* **YOUR GOAL**
Copy all lines that contain the word "icon".

* **DATA EXCERPTS**
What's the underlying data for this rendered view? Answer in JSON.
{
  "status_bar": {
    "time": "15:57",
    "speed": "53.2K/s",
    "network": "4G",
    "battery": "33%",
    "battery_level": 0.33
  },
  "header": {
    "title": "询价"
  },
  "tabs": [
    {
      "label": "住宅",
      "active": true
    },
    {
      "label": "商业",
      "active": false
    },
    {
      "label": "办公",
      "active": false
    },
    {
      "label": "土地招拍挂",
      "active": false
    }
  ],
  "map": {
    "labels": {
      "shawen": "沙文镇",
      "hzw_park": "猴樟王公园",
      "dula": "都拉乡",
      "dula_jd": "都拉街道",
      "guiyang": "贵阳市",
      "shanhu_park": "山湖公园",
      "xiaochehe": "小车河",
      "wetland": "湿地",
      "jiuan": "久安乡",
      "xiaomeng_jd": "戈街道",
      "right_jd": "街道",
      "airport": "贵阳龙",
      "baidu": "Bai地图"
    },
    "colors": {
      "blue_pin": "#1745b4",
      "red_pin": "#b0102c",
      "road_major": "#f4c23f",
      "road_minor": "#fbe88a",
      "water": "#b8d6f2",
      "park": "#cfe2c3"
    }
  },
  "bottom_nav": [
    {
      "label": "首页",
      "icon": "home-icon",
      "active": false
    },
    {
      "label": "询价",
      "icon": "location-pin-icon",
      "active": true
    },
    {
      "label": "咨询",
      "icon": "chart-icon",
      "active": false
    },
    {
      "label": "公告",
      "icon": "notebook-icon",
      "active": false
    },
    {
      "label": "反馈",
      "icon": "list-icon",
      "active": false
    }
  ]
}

* **RESPONSE BELOW**
      "icon": "home-icon",
      "icon": "location-pin-icon",
      "icon": "chart-icon",
      "icon": "notebook-icon",
      "icon": "list-icon",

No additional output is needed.